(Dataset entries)
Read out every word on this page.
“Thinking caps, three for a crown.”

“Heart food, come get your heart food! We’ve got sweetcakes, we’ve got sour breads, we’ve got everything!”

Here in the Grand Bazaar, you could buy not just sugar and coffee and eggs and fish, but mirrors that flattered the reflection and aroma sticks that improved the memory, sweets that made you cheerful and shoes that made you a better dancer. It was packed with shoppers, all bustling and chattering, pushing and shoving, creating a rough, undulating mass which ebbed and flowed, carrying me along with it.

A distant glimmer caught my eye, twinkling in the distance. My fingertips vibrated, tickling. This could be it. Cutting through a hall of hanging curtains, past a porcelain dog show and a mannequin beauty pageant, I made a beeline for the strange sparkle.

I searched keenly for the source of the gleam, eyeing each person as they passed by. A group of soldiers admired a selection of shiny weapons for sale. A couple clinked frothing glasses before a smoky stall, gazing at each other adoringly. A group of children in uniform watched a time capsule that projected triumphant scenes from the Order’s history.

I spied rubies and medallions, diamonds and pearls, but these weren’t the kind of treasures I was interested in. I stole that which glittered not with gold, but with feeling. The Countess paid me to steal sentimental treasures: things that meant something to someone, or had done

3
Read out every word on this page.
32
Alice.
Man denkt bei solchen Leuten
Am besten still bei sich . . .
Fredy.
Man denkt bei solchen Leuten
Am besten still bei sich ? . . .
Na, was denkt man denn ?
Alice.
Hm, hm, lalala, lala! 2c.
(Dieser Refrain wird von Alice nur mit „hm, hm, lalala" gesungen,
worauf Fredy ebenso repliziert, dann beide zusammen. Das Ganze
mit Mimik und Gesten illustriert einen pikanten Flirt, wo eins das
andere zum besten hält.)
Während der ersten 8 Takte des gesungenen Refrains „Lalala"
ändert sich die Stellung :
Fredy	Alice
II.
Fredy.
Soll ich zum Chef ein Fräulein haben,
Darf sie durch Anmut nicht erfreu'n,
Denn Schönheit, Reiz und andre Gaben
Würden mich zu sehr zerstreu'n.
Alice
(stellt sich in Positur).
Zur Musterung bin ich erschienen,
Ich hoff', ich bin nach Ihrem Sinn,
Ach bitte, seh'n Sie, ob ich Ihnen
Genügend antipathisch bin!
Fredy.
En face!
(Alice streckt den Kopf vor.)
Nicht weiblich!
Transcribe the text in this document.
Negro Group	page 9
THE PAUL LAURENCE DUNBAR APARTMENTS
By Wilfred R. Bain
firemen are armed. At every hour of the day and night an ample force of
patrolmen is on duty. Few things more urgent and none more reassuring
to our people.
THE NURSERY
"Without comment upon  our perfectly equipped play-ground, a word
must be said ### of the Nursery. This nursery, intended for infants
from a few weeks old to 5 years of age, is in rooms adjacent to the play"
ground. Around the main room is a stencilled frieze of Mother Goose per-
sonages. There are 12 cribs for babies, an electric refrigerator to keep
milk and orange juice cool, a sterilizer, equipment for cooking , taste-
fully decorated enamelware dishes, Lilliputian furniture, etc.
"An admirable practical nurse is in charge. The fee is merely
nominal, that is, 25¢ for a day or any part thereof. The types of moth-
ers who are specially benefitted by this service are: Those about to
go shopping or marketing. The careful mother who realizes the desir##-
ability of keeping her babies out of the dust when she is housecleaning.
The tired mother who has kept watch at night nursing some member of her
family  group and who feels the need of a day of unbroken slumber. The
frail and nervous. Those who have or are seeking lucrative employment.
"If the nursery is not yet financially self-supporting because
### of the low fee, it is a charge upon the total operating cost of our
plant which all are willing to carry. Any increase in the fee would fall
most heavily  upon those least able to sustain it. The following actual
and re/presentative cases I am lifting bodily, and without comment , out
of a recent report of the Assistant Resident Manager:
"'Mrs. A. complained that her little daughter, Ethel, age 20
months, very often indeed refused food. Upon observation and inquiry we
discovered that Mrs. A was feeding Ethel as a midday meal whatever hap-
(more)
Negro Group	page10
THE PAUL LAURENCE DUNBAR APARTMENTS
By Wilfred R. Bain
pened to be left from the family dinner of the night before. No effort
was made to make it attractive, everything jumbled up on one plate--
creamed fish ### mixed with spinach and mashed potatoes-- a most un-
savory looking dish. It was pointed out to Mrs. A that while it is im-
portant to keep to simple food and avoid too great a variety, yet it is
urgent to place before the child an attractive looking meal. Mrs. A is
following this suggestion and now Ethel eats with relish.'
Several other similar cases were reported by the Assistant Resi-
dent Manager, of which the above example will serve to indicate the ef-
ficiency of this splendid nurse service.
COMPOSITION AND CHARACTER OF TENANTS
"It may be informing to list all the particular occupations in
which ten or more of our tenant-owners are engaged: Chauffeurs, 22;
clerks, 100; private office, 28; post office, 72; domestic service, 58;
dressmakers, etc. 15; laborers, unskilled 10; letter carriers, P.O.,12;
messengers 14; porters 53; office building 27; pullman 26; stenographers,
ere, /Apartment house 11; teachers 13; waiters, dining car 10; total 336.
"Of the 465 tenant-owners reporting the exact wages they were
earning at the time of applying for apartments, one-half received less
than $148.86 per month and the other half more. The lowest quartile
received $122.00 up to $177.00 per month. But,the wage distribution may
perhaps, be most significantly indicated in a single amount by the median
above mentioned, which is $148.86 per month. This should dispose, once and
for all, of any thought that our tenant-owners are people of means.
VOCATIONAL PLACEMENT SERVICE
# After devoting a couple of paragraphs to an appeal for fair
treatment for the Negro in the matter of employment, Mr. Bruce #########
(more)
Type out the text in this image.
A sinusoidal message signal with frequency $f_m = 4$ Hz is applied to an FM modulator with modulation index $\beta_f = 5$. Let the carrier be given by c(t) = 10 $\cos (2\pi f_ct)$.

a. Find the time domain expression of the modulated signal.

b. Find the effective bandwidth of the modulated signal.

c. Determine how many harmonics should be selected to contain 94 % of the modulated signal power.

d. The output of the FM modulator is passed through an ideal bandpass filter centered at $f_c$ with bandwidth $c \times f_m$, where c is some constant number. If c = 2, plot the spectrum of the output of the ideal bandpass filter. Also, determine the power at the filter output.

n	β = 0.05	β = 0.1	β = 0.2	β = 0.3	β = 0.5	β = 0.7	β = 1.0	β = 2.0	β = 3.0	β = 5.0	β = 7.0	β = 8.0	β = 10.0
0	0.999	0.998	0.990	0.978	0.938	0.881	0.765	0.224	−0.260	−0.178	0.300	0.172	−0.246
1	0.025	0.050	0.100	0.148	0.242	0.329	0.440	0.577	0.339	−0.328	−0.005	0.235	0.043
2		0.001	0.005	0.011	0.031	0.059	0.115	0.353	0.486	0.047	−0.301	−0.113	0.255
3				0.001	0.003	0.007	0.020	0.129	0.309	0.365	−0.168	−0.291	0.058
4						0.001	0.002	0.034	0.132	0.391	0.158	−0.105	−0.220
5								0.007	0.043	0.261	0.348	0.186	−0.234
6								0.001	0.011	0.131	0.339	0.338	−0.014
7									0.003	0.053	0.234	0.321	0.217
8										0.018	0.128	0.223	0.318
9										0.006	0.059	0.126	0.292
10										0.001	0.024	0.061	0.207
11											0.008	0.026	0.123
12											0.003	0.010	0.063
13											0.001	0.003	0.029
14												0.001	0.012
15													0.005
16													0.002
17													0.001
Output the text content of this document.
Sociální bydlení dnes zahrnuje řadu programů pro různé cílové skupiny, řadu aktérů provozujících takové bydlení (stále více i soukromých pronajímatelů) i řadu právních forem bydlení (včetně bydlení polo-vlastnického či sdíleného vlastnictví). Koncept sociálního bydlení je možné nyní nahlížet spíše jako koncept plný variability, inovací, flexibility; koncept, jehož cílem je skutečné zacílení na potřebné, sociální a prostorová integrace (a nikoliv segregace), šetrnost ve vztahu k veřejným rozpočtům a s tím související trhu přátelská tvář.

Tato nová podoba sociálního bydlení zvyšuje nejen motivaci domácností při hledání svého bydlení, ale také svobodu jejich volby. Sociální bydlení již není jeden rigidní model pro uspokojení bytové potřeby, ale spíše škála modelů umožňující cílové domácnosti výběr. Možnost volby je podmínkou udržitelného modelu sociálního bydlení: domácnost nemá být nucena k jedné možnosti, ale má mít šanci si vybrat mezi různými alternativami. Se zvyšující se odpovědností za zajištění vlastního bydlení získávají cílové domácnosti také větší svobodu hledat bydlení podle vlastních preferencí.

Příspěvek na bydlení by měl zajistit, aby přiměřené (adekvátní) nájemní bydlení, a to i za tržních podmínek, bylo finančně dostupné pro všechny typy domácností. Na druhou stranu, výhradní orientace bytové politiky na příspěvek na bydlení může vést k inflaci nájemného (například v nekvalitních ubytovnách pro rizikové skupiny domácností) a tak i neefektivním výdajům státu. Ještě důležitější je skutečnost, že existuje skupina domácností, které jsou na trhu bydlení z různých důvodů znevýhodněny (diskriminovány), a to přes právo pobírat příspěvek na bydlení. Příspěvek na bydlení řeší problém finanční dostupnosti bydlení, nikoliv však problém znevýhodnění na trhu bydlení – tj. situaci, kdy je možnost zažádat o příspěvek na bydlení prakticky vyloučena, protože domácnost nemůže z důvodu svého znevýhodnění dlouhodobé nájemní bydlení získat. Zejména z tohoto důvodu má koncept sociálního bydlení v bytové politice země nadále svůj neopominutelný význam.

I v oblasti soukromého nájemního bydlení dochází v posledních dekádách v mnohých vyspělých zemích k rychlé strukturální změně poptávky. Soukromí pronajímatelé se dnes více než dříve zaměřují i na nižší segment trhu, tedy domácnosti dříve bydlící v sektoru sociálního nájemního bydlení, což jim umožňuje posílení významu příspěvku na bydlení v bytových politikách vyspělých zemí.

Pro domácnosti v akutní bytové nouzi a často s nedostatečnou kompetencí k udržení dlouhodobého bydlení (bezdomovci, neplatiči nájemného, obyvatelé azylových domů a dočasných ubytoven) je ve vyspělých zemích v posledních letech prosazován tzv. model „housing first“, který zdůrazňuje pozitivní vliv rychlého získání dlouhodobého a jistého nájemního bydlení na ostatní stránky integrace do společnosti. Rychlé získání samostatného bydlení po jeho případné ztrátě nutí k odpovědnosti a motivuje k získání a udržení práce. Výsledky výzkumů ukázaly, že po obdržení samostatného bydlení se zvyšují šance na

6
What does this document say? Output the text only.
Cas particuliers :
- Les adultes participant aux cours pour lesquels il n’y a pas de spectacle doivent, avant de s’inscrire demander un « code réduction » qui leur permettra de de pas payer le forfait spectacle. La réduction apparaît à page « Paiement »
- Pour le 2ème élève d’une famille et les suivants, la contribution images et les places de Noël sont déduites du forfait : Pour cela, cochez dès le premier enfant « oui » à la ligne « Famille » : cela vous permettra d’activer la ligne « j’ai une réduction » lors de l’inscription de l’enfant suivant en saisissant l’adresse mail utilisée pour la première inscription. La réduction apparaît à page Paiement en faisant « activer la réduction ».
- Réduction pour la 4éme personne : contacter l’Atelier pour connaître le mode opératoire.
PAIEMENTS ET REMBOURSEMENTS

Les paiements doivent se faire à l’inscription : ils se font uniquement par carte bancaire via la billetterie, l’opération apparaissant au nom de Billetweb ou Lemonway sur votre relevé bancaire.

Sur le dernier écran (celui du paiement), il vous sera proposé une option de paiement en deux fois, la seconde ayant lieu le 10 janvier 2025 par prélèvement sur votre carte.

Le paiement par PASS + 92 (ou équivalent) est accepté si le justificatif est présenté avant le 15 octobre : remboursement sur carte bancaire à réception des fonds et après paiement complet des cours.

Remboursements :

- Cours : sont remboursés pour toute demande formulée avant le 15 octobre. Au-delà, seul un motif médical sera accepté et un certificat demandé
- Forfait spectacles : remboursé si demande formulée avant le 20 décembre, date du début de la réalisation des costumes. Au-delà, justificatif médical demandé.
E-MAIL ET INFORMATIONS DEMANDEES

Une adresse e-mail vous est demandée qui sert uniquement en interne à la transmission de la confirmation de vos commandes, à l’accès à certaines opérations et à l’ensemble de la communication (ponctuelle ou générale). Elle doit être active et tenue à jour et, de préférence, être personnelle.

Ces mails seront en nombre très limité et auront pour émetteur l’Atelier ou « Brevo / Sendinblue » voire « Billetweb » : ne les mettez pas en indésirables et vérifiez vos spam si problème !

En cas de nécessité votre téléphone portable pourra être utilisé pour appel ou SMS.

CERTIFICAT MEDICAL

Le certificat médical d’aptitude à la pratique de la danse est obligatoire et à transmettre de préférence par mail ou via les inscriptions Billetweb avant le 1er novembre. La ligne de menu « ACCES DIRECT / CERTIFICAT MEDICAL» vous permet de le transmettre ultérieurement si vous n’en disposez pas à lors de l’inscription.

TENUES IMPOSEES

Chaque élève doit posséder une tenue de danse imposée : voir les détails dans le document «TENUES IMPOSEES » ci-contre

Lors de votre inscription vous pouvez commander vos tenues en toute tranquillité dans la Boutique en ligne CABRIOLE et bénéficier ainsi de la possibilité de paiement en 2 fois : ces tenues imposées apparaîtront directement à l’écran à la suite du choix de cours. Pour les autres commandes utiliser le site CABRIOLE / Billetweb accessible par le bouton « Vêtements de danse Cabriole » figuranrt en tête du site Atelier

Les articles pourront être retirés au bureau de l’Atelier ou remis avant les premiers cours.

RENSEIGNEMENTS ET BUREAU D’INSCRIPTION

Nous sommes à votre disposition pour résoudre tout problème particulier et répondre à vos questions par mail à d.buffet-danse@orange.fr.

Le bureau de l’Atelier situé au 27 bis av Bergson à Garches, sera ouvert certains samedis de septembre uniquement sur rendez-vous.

- _What needs to be done_: Which lines contain the word "Ethel"? Return each of them.

- _Exercise solution_:
"'Mrs. A. complained that her little daughter, Ethel, age 20
discovered that Mrs. A was feeding Ethel as a midday meal whatever hap-
following this suggestion and now Ethel eats with relish.'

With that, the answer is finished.